EXERCISE INSTRUCTIONS :: Skip the pictures and retype exactly the lines from the one holding "Localize each UI" through the end of the entries.

Data extracted from a collection:
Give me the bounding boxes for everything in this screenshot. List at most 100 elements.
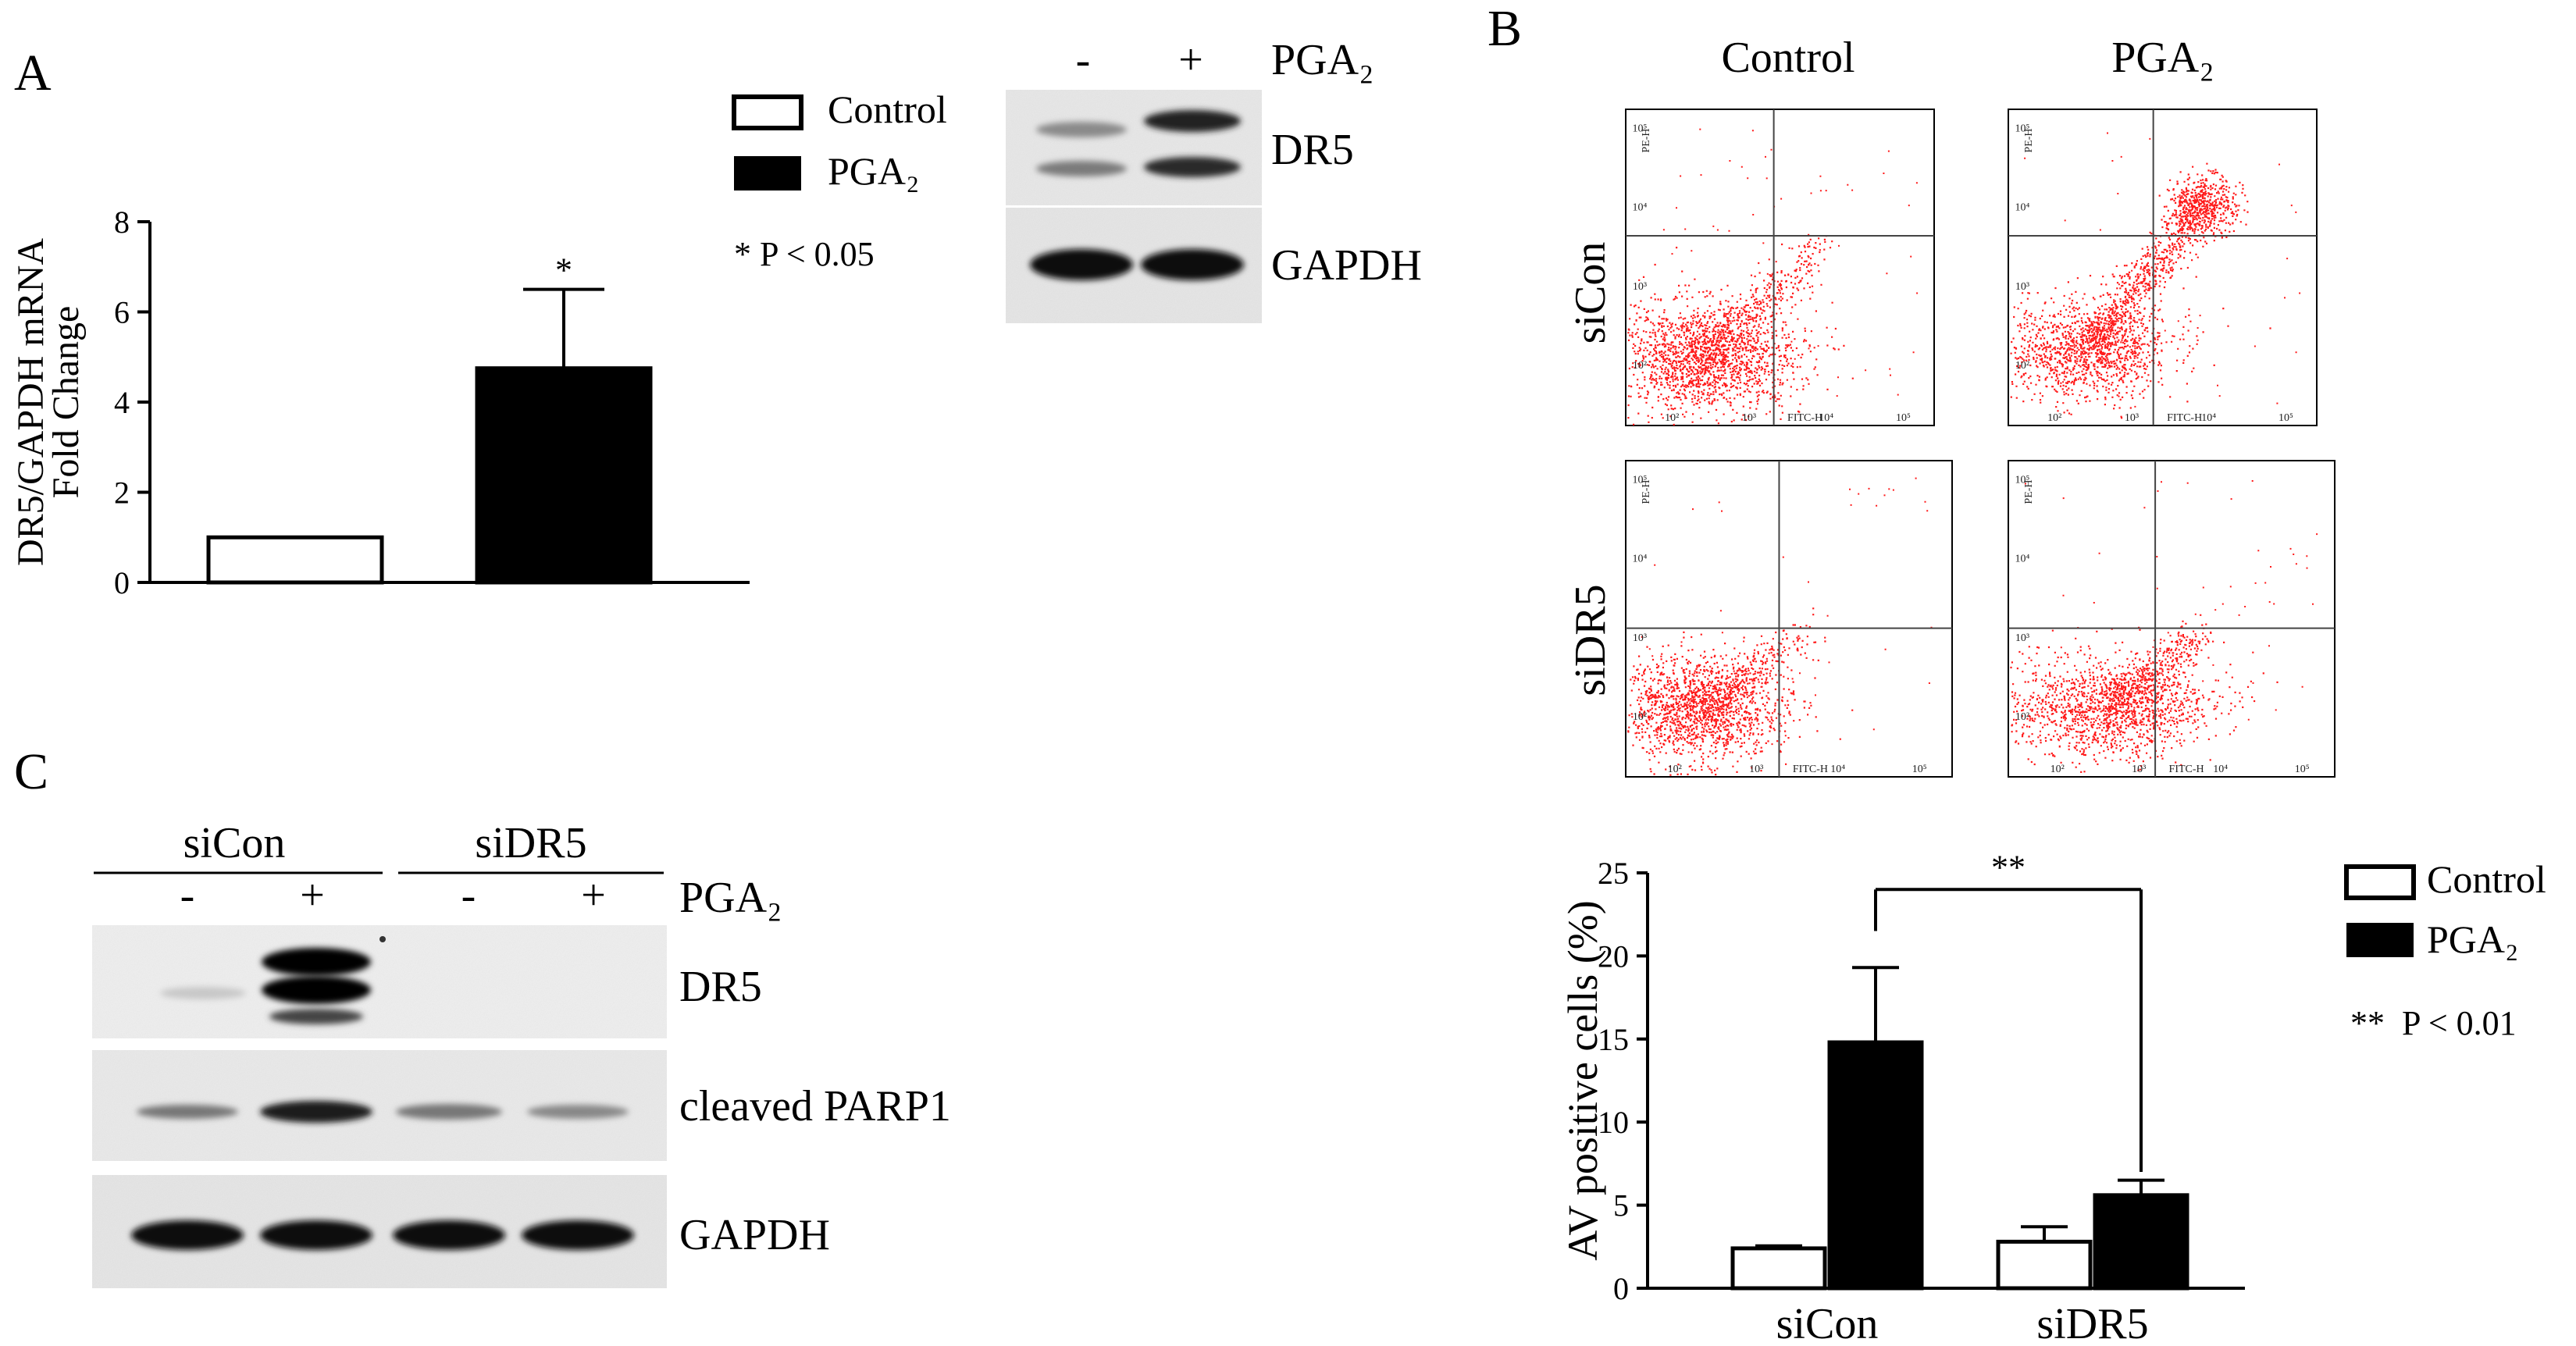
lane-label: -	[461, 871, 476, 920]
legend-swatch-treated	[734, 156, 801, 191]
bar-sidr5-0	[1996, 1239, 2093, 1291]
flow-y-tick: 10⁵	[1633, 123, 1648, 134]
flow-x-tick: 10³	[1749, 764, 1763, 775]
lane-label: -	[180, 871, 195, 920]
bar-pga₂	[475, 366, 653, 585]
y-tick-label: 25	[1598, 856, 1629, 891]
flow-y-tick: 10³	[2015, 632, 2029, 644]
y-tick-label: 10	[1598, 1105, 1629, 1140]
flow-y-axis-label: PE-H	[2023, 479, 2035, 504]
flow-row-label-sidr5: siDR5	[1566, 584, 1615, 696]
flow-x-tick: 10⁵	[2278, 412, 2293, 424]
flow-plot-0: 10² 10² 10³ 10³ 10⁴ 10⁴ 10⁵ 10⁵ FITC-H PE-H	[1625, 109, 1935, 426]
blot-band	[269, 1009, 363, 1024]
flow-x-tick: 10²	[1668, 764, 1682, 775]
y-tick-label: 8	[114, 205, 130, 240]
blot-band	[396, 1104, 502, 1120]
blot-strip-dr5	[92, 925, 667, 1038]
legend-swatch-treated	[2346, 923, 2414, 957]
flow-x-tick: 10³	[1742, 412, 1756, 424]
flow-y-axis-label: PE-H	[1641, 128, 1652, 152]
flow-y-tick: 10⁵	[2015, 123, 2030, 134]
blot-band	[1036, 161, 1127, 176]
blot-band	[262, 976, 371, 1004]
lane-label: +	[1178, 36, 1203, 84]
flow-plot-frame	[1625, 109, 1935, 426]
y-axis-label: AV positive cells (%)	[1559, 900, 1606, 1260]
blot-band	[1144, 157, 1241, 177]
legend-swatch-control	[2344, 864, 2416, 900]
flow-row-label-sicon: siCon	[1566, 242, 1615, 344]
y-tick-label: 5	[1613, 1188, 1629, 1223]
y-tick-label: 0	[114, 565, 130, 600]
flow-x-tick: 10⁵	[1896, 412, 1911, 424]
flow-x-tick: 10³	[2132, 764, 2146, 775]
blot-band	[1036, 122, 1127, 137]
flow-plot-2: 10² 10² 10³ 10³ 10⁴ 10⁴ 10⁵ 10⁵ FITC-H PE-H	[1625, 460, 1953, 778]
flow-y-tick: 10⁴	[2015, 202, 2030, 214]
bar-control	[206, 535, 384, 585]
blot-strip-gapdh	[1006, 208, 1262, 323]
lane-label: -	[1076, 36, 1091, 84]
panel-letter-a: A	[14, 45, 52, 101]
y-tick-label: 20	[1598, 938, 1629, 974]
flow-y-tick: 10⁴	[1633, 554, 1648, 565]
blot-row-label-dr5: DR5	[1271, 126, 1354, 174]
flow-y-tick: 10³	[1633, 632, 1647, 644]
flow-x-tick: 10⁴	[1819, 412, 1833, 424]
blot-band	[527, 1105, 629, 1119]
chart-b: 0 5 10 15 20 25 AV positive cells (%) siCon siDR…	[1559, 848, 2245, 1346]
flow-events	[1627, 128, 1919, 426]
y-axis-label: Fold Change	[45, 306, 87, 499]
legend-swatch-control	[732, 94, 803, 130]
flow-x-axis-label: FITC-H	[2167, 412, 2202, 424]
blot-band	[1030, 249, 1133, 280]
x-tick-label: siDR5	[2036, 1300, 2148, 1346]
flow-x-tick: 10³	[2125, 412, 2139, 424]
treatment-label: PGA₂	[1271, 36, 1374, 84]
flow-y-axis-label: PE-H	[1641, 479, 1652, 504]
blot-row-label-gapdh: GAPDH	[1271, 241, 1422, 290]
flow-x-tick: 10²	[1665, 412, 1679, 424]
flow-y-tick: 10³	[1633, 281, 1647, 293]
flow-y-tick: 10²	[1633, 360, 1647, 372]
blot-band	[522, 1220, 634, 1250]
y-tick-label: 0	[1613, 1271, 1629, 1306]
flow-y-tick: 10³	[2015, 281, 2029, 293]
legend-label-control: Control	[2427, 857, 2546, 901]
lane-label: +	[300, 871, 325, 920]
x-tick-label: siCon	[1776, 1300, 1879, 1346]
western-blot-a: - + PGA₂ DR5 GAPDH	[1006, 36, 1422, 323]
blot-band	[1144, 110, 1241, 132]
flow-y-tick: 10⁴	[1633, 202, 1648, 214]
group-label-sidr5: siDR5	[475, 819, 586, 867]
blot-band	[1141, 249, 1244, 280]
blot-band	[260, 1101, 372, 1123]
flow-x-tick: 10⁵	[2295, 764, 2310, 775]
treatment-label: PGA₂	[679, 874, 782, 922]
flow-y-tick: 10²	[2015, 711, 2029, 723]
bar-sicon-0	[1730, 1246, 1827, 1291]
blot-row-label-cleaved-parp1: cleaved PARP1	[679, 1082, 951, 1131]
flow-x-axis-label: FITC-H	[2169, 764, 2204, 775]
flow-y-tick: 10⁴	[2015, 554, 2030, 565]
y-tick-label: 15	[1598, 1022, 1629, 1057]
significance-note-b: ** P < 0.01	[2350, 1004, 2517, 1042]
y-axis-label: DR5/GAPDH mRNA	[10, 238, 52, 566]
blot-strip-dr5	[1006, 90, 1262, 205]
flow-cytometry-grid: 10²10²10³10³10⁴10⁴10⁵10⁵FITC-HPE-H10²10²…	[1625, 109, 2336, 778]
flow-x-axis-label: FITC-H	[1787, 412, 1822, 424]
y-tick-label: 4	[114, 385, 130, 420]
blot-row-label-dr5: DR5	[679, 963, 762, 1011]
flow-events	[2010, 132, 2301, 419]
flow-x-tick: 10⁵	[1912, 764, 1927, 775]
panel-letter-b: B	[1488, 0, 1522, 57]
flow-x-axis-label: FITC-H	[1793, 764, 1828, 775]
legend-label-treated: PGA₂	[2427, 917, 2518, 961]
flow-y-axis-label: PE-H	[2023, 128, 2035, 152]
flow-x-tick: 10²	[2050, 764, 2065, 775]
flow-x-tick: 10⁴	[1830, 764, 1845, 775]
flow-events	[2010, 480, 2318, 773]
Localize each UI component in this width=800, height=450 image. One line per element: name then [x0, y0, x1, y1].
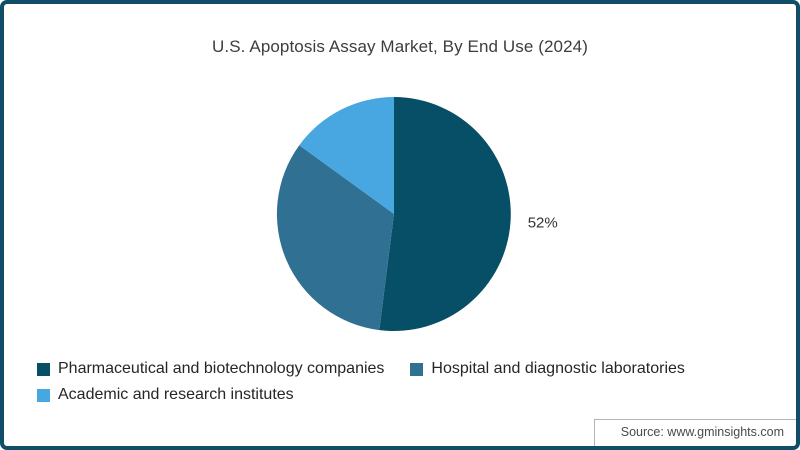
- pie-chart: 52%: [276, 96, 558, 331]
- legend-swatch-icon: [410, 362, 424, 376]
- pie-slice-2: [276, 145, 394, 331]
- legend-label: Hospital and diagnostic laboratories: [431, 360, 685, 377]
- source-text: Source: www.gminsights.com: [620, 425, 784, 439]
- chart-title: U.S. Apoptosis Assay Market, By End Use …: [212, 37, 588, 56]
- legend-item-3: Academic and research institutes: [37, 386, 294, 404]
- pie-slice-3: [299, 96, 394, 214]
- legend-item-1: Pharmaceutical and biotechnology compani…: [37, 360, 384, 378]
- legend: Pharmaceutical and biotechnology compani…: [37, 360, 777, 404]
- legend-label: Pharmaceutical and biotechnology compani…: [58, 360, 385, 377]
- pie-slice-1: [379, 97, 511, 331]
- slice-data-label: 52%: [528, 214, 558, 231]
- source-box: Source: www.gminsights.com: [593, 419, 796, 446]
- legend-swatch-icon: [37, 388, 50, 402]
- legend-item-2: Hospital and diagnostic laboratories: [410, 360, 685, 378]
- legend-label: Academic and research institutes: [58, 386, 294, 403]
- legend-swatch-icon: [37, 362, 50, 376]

ANSWER TO THIS PROBLEM ::
Localize each UI component in this width=800, height=450 image. One line per element: name then [x0, y0, x1, y1].
- pie-chart: 52%: [276, 96, 558, 331]
- legend-swatch-icon: [410, 362, 424, 376]
- pie-slice-2: [276, 145, 394, 331]
- legend-label: Hospital and diagnostic laboratories: [431, 360, 685, 377]
- source-text: Source: www.gminsights.com: [620, 425, 784, 439]
- chart-title: U.S. Apoptosis Assay Market, By End Use …: [212, 37, 588, 56]
- legend-item-3: Academic and research institutes: [37, 386, 294, 404]
- pie-slice-3: [299, 96, 394, 214]
- legend-item-1: Pharmaceutical and biotechnology compani…: [37, 360, 384, 378]
- legend: Pharmaceutical and biotechnology compani…: [37, 360, 777, 404]
- legend-label: Pharmaceutical and biotechnology compani…: [58, 360, 385, 377]
- pie-slice-1: [379, 97, 511, 331]
- slice-data-label: 52%: [528, 214, 558, 231]
- source-box: Source: www.gminsights.com: [593, 419, 796, 446]
- legend-swatch-icon: [37, 388, 50, 402]
- legend-item-2: Hospital and diagnostic laboratories: [410, 360, 685, 378]
- legend-label: Academic and research institutes: [58, 386, 294, 403]
- legend-swatch-icon: [37, 362, 50, 376]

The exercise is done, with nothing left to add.